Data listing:
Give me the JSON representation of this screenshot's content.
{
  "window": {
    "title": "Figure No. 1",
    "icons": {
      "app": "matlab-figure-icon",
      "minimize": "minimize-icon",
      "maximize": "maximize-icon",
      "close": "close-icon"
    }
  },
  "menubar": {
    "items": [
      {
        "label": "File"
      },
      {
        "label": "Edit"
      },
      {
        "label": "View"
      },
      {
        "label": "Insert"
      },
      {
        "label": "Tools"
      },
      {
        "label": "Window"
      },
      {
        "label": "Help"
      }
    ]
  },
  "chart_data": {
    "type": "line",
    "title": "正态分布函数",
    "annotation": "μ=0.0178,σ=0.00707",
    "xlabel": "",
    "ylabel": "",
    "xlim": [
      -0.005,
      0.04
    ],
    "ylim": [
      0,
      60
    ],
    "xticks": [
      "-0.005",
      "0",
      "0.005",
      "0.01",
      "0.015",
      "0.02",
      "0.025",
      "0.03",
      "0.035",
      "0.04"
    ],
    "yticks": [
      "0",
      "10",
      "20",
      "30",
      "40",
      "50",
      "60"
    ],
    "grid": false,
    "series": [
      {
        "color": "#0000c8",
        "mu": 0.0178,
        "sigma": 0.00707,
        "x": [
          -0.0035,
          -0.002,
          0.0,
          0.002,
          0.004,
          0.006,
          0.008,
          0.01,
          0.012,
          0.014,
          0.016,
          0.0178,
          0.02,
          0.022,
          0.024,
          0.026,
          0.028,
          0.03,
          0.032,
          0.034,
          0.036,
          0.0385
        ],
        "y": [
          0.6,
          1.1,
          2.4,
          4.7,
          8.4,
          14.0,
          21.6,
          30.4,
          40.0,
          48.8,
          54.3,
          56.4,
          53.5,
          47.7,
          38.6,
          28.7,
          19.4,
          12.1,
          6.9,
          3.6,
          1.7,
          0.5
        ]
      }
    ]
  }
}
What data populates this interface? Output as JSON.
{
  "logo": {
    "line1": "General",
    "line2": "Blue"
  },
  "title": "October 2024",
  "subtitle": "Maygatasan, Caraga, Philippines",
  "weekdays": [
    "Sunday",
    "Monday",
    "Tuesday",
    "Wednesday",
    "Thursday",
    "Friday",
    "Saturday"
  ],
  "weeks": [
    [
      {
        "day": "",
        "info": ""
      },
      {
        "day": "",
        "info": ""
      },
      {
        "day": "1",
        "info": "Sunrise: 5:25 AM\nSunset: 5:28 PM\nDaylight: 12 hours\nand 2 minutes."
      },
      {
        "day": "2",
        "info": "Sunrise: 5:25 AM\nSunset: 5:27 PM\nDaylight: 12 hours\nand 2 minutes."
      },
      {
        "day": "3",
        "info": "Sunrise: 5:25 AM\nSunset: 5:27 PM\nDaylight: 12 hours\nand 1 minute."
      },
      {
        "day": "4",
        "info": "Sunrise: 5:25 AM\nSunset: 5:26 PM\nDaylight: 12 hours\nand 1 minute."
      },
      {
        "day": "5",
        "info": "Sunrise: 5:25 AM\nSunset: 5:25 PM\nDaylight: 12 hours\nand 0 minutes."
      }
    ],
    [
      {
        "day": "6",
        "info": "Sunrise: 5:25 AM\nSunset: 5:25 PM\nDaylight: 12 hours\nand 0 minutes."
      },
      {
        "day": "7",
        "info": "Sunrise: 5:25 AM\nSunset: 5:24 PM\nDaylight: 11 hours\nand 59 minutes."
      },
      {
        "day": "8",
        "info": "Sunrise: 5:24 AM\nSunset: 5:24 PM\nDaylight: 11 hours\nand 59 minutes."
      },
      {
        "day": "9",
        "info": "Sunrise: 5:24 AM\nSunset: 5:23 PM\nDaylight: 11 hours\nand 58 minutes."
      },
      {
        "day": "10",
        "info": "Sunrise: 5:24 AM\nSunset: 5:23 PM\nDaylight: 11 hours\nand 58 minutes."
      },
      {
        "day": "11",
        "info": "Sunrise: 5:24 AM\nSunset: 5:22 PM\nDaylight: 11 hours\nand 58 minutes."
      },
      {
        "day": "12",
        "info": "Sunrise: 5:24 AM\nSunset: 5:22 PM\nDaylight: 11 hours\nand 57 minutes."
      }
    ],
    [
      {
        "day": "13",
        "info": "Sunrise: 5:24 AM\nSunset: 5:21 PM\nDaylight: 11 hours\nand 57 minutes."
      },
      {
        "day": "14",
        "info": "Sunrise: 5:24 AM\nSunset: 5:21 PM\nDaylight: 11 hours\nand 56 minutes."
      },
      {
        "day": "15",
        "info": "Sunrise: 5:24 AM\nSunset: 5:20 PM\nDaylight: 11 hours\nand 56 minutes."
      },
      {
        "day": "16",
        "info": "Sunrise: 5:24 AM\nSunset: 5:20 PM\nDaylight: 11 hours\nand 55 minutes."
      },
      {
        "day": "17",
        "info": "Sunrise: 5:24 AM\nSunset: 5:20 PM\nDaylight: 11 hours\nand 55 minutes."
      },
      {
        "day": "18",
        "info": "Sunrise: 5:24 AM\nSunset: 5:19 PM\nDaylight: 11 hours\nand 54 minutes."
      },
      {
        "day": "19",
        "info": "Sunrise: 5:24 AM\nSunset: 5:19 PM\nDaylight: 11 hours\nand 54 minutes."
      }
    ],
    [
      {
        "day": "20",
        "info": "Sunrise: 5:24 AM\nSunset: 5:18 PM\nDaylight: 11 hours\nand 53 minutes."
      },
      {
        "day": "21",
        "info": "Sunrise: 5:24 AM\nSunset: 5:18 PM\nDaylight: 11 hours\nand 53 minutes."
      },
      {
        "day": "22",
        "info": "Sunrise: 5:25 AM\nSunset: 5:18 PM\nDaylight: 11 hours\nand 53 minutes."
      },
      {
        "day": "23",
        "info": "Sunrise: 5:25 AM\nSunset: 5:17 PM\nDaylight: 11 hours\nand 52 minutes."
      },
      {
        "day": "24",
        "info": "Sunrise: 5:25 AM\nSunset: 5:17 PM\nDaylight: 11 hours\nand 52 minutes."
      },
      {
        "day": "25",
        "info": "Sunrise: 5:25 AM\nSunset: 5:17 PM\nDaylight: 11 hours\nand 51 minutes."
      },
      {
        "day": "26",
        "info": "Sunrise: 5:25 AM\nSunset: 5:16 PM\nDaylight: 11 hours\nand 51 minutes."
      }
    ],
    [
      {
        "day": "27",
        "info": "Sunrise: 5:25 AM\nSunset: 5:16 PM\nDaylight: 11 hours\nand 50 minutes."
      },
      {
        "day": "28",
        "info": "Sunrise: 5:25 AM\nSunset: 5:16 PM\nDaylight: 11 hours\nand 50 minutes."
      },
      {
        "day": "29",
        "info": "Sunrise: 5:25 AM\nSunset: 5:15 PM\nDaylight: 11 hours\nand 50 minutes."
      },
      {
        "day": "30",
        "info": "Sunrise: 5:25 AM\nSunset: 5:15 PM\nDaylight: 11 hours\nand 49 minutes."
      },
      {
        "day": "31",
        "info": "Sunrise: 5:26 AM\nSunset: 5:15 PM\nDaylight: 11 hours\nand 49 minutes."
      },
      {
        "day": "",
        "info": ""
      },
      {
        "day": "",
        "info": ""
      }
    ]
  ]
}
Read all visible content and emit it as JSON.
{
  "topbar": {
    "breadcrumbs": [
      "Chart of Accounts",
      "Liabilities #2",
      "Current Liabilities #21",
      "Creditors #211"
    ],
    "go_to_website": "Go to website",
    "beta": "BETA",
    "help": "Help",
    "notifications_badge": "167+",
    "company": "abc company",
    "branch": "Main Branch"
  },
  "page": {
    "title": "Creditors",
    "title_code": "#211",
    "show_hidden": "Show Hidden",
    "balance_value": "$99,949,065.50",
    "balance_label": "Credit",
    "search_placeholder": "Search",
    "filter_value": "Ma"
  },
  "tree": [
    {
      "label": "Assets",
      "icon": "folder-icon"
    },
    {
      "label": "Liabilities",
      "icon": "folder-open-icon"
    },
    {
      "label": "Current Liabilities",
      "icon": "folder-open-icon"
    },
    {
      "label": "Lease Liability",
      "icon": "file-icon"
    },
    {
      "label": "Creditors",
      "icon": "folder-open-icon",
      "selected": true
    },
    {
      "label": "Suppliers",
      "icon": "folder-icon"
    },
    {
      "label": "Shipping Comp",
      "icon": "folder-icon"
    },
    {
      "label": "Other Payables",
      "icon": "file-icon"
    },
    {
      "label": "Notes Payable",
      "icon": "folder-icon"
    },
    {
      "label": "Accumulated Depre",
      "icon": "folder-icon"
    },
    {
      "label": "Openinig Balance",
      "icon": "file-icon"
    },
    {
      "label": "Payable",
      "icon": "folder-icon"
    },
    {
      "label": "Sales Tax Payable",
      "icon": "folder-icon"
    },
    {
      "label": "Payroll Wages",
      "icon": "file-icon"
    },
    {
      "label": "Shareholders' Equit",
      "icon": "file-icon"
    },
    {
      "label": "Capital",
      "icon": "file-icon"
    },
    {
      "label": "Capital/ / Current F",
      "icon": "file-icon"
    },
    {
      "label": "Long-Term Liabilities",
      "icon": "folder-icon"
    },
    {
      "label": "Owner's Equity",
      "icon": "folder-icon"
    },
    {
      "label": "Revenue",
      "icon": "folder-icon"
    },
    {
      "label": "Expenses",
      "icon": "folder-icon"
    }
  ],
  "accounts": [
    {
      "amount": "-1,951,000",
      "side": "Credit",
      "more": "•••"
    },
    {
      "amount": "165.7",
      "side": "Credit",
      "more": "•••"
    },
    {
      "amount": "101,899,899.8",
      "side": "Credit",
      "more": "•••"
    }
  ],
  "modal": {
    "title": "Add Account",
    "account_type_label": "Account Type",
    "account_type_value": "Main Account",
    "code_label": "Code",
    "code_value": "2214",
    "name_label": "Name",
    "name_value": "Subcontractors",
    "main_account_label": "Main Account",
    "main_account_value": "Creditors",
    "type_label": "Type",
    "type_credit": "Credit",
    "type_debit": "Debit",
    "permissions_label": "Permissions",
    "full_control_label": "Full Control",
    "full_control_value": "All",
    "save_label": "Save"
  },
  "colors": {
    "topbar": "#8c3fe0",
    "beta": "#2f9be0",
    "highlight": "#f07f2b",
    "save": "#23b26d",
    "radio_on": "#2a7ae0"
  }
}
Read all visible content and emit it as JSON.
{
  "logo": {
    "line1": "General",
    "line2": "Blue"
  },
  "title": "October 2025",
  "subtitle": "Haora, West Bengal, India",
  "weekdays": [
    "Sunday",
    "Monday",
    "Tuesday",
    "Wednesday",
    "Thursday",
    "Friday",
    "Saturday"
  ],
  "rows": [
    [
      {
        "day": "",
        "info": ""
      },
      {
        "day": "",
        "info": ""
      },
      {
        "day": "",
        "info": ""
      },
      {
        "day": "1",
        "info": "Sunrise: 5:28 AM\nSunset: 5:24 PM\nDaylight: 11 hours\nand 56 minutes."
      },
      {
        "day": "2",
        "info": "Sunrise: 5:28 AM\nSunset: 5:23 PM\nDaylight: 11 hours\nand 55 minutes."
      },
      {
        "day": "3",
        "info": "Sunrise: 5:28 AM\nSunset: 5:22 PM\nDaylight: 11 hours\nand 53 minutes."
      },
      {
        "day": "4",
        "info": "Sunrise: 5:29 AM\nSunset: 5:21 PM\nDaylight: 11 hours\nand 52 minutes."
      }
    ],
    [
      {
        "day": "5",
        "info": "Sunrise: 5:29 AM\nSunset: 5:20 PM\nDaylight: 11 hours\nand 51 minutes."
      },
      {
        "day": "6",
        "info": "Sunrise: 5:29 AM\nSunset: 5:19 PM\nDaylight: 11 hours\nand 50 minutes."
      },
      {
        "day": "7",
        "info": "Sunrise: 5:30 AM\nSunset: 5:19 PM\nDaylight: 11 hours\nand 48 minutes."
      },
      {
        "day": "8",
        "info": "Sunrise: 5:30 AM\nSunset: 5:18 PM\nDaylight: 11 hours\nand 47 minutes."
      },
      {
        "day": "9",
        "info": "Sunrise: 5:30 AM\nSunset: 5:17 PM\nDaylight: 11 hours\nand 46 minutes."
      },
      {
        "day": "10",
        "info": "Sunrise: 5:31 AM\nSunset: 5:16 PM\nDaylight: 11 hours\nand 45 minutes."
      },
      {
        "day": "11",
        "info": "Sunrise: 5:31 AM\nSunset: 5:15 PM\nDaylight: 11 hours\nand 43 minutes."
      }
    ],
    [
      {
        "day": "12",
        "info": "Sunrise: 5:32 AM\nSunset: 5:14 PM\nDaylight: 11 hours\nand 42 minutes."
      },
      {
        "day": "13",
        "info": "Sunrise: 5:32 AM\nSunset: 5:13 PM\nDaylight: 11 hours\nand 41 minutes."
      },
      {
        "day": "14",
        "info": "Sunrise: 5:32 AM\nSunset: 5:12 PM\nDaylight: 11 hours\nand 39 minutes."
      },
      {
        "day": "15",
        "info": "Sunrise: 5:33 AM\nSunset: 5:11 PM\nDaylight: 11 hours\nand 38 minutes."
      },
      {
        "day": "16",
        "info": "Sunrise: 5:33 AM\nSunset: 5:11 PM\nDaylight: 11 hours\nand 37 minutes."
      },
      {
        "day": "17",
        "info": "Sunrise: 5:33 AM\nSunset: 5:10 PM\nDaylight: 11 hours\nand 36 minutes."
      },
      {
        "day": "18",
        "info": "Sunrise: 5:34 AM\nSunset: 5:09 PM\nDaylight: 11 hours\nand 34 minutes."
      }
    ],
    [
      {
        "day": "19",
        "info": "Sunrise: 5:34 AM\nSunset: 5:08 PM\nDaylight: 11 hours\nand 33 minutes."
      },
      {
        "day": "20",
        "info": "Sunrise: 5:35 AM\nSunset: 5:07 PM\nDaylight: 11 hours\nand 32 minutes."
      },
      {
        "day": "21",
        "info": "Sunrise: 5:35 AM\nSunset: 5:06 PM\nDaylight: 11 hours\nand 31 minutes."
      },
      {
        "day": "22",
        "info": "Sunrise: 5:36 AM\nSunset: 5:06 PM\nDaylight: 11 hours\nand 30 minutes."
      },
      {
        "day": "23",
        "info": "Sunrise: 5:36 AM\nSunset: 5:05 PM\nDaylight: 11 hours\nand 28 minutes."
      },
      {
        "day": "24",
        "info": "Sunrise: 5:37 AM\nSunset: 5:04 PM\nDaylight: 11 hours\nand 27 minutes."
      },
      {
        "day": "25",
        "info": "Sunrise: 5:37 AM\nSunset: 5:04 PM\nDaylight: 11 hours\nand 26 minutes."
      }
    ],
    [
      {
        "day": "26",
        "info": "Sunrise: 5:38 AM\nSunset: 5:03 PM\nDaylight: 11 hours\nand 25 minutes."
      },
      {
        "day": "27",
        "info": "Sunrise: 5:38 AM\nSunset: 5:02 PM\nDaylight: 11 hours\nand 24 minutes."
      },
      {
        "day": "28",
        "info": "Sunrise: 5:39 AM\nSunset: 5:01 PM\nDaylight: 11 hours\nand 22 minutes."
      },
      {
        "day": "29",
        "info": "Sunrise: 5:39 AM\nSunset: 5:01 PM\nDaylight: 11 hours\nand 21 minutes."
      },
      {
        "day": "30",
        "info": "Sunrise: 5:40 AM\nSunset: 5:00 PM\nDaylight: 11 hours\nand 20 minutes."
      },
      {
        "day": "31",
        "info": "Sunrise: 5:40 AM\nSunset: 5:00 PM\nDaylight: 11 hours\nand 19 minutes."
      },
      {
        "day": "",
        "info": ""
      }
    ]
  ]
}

> [STATED TASK]: Pick out each line above that includes "JSON" and show it.

> [EXERCISE RESPONSE]:
Give me the JSON representation of this screenshot's content.
What data populates this interface? Output as JSON.
Read all visible content and emit it as JSON.
Read all visible content and emit it as JSON.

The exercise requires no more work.